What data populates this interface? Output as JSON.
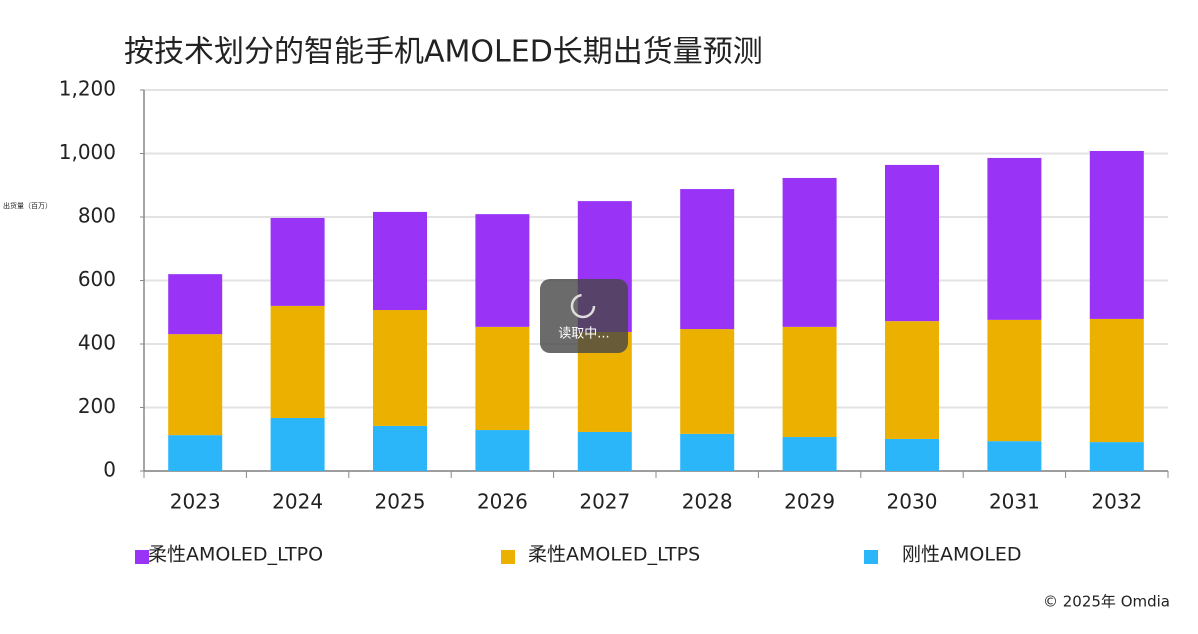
{
  "chart_data": {
    "type": "stacked_bar",
    "title": "按技术划分的智能手机AMOLED长期出货量预测",
    "ylabel": "出货量（百万）",
    "categories": [
      "2023",
      "2024",
      "2025",
      "2026",
      "2027",
      "2028",
      "2029",
      "2030",
      "2031",
      "2032"
    ],
    "series": [
      {
        "name": "柔性AMOLED_LTPO",
        "color": "#9933f5",
        "values": [
          189,
          277,
          309,
          355,
          412,
          441,
          469,
          492,
          510,
          529
        ]
      },
      {
        "name": "柔性AMOLED_LTPS",
        "color": "#ebb000",
        "values": [
          318,
          353,
          365,
          325,
          315,
          330,
          347,
          371,
          382,
          388
        ]
      },
      {
        "name": "刚性AMOLED",
        "color": "#2bb6f9",
        "values": [
          113,
          167,
          142,
          129,
          123,
          117,
          107,
          101,
          94,
          91
        ]
      }
    ],
    "ylim": [
      0,
      1200
    ],
    "yticks": [
      0,
      200,
      400,
      600,
      800,
      {
        "value": 1000,
        "label": "1,000"
      },
      {
        "value": 1200,
        "label": "1,200"
      }
    ],
    "grid": true,
    "loading_text": "读取中...",
    "copyright": "© 2025年 Omdia"
  }
}
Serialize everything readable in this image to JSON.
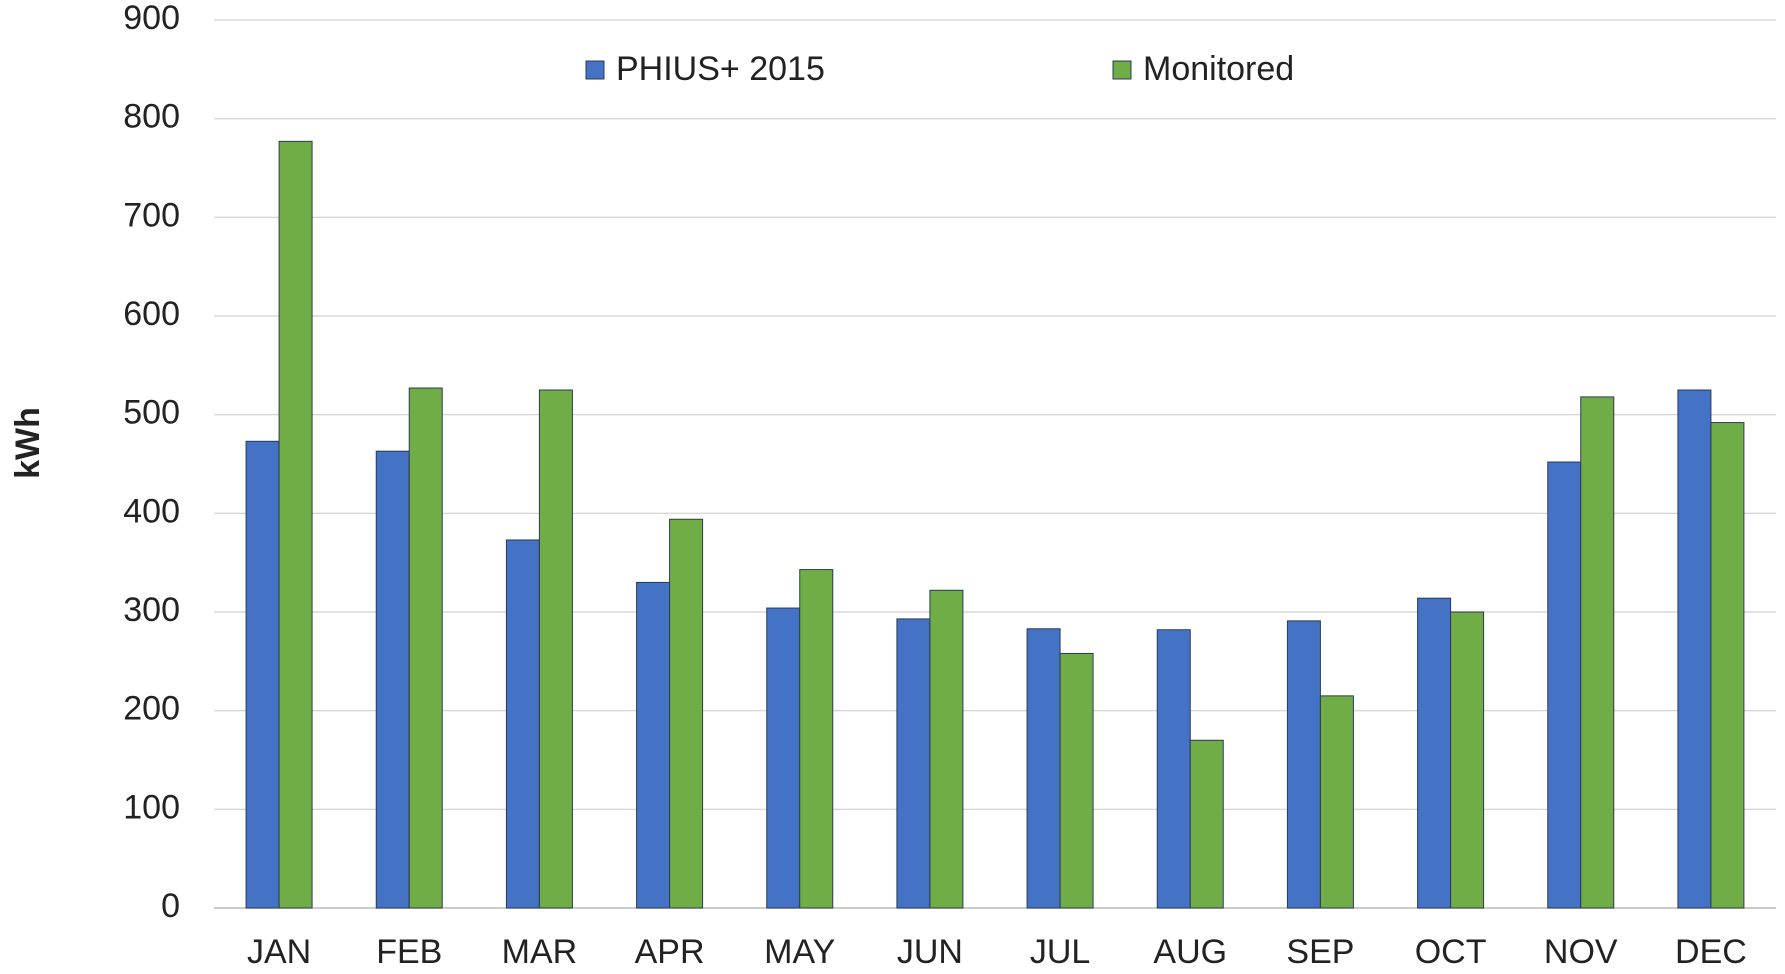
{
  "chart_data": {
    "type": "bar",
    "y_label": "kWh",
    "categories": [
      "JAN",
      "FEB",
      "MAR",
      "APR",
      "MAY",
      "JUN",
      "JUL",
      "AUG",
      "SEP",
      "OCT",
      "NOV",
      "DEC"
    ],
    "series": [
      {
        "name": "PHIUS+ 2015",
        "color": "#4472c4",
        "values": [
          473,
          463,
          373,
          330,
          304,
          293,
          283,
          282,
          291,
          314,
          452,
          525
        ]
      },
      {
        "name": "Monitored",
        "color": "#70ad47",
        "values": [
          777,
          527,
          525,
          394,
          343,
          322,
          258,
          170,
          215,
          300,
          518,
          492
        ]
      }
    ],
    "ylim": [
      0,
      900
    ],
    "yticks": [
      0,
      100,
      200,
      300,
      400,
      500,
      600,
      700,
      800,
      900
    ],
    "grid": true,
    "legend": "top"
  }
}
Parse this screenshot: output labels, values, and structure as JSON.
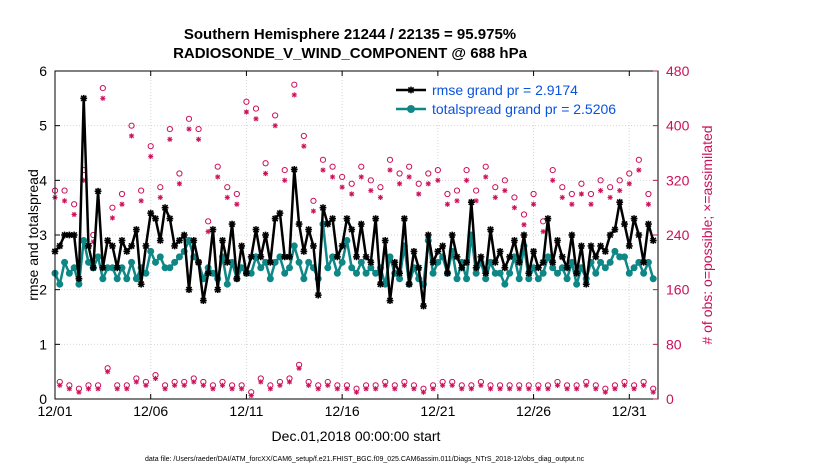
{
  "chart_data": {
    "type": "line",
    "title": [
      "Southern Hemisphere 21244 / 22135 = 95.975%",
      "RADIOSONDE_V_WIND_COMPONENT @ 688 hPa"
    ],
    "xlabel": "Dec.01,2018 00:00:00 start",
    "ylabel": "rmse and totalspread",
    "ylabel_right": "# of obs: o=possible; ×=assimilated",
    "xlim": [
      0,
      31.5
    ],
    "ylim": [
      0,
      6
    ],
    "ylim_right": [
      0,
      480
    ],
    "x_ticks": [
      0,
      5,
      10,
      15,
      20,
      25,
      30
    ],
    "x_tick_labels": [
      "12/01",
      "12/06",
      "12/11",
      "12/16",
      "12/21",
      "12/26",
      "12/31"
    ],
    "y_ticks": [
      0,
      1,
      2,
      3,
      4,
      5,
      6
    ],
    "y_tick_labels": [
      "0",
      "1",
      "2",
      "3",
      "4",
      "5",
      "6"
    ],
    "y_ticks_right": [
      0,
      80,
      160,
      240,
      320,
      400,
      480
    ],
    "y_tick_labels_right": [
      "0",
      "80",
      "160",
      "240",
      "320",
      "400",
      "480"
    ],
    "legend_position": "top-right",
    "x": [
      0.0,
      0.25,
      0.5,
      0.75,
      1.0,
      1.25,
      1.5,
      1.75,
      2.0,
      2.25,
      2.5,
      2.75,
      3.0,
      3.25,
      3.5,
      3.75,
      4.0,
      4.25,
      4.5,
      4.75,
      5.0,
      5.25,
      5.5,
      5.75,
      6.0,
      6.25,
      6.5,
      6.75,
      7.0,
      7.25,
      7.5,
      7.75,
      8.0,
      8.25,
      8.5,
      8.75,
      9.0,
      9.25,
      9.5,
      9.75,
      10.0,
      10.25,
      10.5,
      10.75,
      11.0,
      11.25,
      11.5,
      11.75,
      12.0,
      12.25,
      12.5,
      12.75,
      13.0,
      13.25,
      13.5,
      13.75,
      14.0,
      14.25,
      14.5,
      14.75,
      15.0,
      15.25,
      15.5,
      15.75,
      16.0,
      16.25,
      16.5,
      16.75,
      17.0,
      17.25,
      17.5,
      17.75,
      18.0,
      18.25,
      18.5,
      18.75,
      19.0,
      19.25,
      19.5,
      19.75,
      20.0,
      20.25,
      20.5,
      20.75,
      21.0,
      21.25,
      21.5,
      21.75,
      22.0,
      22.25,
      22.5,
      22.75,
      23.0,
      23.25,
      23.5,
      23.75,
      24.0,
      24.25,
      24.5,
      24.75,
      25.0,
      25.25,
      25.5,
      25.75,
      26.0,
      26.25,
      26.5,
      26.75,
      27.0,
      27.25,
      27.5,
      27.75,
      28.0,
      28.25,
      28.5,
      28.75,
      29.0,
      29.25,
      29.5,
      29.75,
      30.0,
      30.25,
      30.5,
      30.75,
      31.0,
      31.25
    ],
    "series": [
      {
        "name": "rmse",
        "legend": "rmse grand pr = 2.9174",
        "color": "#000000",
        "marker": "asterisk",
        "axis": "left",
        "values": [
          2.7,
          2.8,
          3.0,
          3.0,
          3.0,
          2.2,
          5.5,
          2.8,
          2.4,
          3.8,
          2.4,
          2.9,
          2.8,
          2.4,
          2.9,
          2.7,
          2.8,
          3.1,
          2.1,
          2.8,
          3.4,
          3.3,
          2.9,
          3.5,
          3.3,
          2.8,
          2.9,
          3.0,
          2.0,
          2.9,
          2.5,
          1.8,
          2.3,
          3.1,
          2.0,
          2.9,
          2.5,
          3.2,
          2.2,
          2.8,
          2.3,
          2.6,
          3.1,
          2.6,
          3.0,
          2.5,
          3.3,
          3.4,
          2.6,
          2.6,
          4.2,
          3.2,
          2.7,
          3.1,
          2.8,
          1.9,
          3.5,
          3.2,
          3.3,
          2.6,
          2.8,
          3.3,
          3.1,
          2.6,
          3.2,
          2.6,
          2.5,
          3.3,
          2.1,
          2.9,
          1.8,
          2.5,
          2.3,
          3.3,
          2.1,
          2.7,
          2.4,
          1.7,
          3.0,
          2.5,
          2.7,
          2.8,
          2.3,
          3.0,
          2.6,
          2.4,
          2.5,
          3.6,
          2.4,
          2.6,
          2.3,
          3.1,
          2.5,
          2.7,
          2.4,
          2.6,
          2.9,
          2.5,
          3.0,
          2.3,
          2.7,
          2.4,
          2.5,
          3.3,
          2.5,
          2.9,
          2.6,
          2.4,
          3.0,
          2.3,
          2.8,
          2.1,
          2.8,
          2.6,
          2.8,
          2.7,
          3.0,
          3.1,
          3.6,
          3.2,
          2.8,
          3.3,
          3.0,
          2.5,
          3.2,
          2.9
        ]
      },
      {
        "name": "totalspread",
        "legend": "totalspread grand pr = 2.5206",
        "color": "#0f8787",
        "marker": "dot",
        "axis": "left",
        "values": [
          2.3,
          2.1,
          2.5,
          2.3,
          2.4,
          2.1,
          2.9,
          2.5,
          2.4,
          2.6,
          2.2,
          2.4,
          2.4,
          2.2,
          2.4,
          2.2,
          2.5,
          2.2,
          2.4,
          2.3,
          2.7,
          2.5,
          2.6,
          2.4,
          2.4,
          2.5,
          2.6,
          2.7,
          2.9,
          2.6,
          2.5,
          2.2,
          2.4,
          2.3,
          2.2,
          2.6,
          2.1,
          2.5,
          2.2,
          2.4,
          2.3,
          2.3,
          2.6,
          2.4,
          2.5,
          2.2,
          2.5,
          2.6,
          2.3,
          2.4,
          2.8,
          2.5,
          2.2,
          2.5,
          2.4,
          2.2,
          3.2,
          2.4,
          2.6,
          2.3,
          2.5,
          2.9,
          2.4,
          2.3,
          2.5,
          2.3,
          2.4,
          2.3,
          2.4,
          2.1,
          2.6,
          2.3,
          2.2,
          2.8,
          2.1,
          2.4,
          2.2,
          2.1,
          2.9,
          2.3,
          2.5,
          2.6,
          2.3,
          2.7,
          2.2,
          2.5,
          2.2,
          3.0,
          2.3,
          2.5,
          2.2,
          2.5,
          2.3,
          2.3,
          2.1,
          2.3,
          2.6,
          2.2,
          2.8,
          2.2,
          2.4,
          2.2,
          2.3,
          2.6,
          2.4,
          2.3,
          2.4,
          2.2,
          2.5,
          2.1,
          2.4,
          2.2,
          2.5,
          2.3,
          2.5,
          2.4,
          2.5,
          2.7,
          2.6,
          2.6,
          2.3,
          2.4,
          2.5,
          2.3,
          2.5,
          2.2
        ]
      }
    ],
    "obs_x": [
      0,
      1,
      2,
      3,
      4,
      5,
      6,
      7,
      8,
      9,
      10,
      11,
      12,
      13,
      14,
      15,
      16,
      17,
      18,
      19,
      20,
      21,
      22,
      23,
      24,
      25,
      26,
      27,
      28,
      29,
      30,
      31,
      32,
      33,
      34,
      35,
      36,
      37,
      38,
      39,
      40,
      41,
      42,
      43,
      44,
      45,
      46,
      47,
      48,
      49,
      50,
      51,
      52,
      53,
      54,
      55,
      56,
      57,
      58,
      59,
      60,
      61,
      62,
      63,
      64,
      65,
      66,
      67,
      68,
      69,
      70,
      71,
      72,
      73,
      74,
      75,
      76,
      77,
      78,
      79,
      80,
      81,
      82,
      83,
      84,
      85,
      86,
      87,
      88,
      89,
      90,
      91,
      92,
      93,
      94,
      95,
      96,
      97,
      98,
      99,
      100,
      101,
      102,
      103,
      104,
      105,
      106,
      107,
      108,
      109,
      110,
      111,
      112,
      113,
      114,
      115,
      116,
      117,
      118,
      119,
      120,
      121,
      122,
      123,
      124,
      125
    ],
    "obs_x_scale": 0.25,
    "obs_possible": [
      305,
      25,
      305,
      20,
      285,
      15,
      335,
      20,
      240,
      20,
      455,
      45,
      280,
      20,
      300,
      20,
      400,
      30,
      305,
      25,
      370,
      35,
      310,
      20,
      395,
      25,
      330,
      25,
      410,
      30,
      395,
      25,
      260,
      20,
      340,
      25,
      310,
      20,
      300,
      20,
      435,
      10,
      425,
      30,
      345,
      20,
      415,
      25,
      335,
      30,
      460,
      50,
      385,
      25,
      290,
      20,
      350,
      25,
      340,
      20,
      325,
      20,
      315,
      15,
      340,
      20,
      320,
      20,
      310,
      25,
      350,
      20,
      330,
      25,
      340,
      20,
      315,
      15,
      330,
      20,
      335,
      25,
      300,
      25,
      305,
      20,
      335,
      20,
      305,
      25,
      340,
      20,
      310,
      20,
      320,
      20,
      295,
      20,
      270,
      20,
      300,
      20,
      260,
      20,
      335,
      25,
      310,
      20,
      300,
      20,
      315,
      25,
      300,
      20,
      320,
      15,
      310,
      20,
      320,
      25,
      330,
      20,
      350,
      25,
      300,
      15
    ],
    "obs_assimilated": [
      295,
      20,
      290,
      15,
      270,
      10,
      320,
      15,
      230,
      15,
      440,
      40,
      265,
      15,
      285,
      15,
      385,
      25,
      290,
      20,
      355,
      30,
      295,
      15,
      380,
      20,
      315,
      20,
      395,
      25,
      380,
      20,
      245,
      15,
      325,
      20,
      295,
      15,
      285,
      15,
      420,
      5,
      410,
      25,
      330,
      15,
      400,
      20,
      320,
      25,
      445,
      45,
      370,
      20,
      275,
      15,
      335,
      20,
      325,
      15,
      310,
      15,
      300,
      10,
      325,
      15,
      305,
      15,
      295,
      20,
      335,
      15,
      315,
      20,
      325,
      15,
      300,
      10,
      315,
      15,
      320,
      20,
      285,
      20,
      290,
      15,
      320,
      15,
      290,
      20,
      325,
      15,
      295,
      15,
      305,
      15,
      280,
      15,
      255,
      15,
      285,
      15,
      245,
      15,
      320,
      20,
      295,
      15,
      285,
      15,
      300,
      20,
      285,
      15,
      305,
      10,
      295,
      15,
      305,
      20,
      315,
      15,
      335,
      20,
      285,
      10
    ],
    "obs_color": "#cc0f5a",
    "footer": "data file: /Users/raeder/DAI/ATM_forcXX/CAM6_setup/f.e21.FHIST_BGC.f09_025.CAM6assim.011/Diags_NTrS_2018-12/obs_diag_output.nc"
  }
}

______

→ Description of the task
Each line that holds the word "grand" is to be copied.

→ Answer to the exercise
        "legend": "rmse grand pr = 2.9174",
        "legend": "totalspread grand pr = 2.5206",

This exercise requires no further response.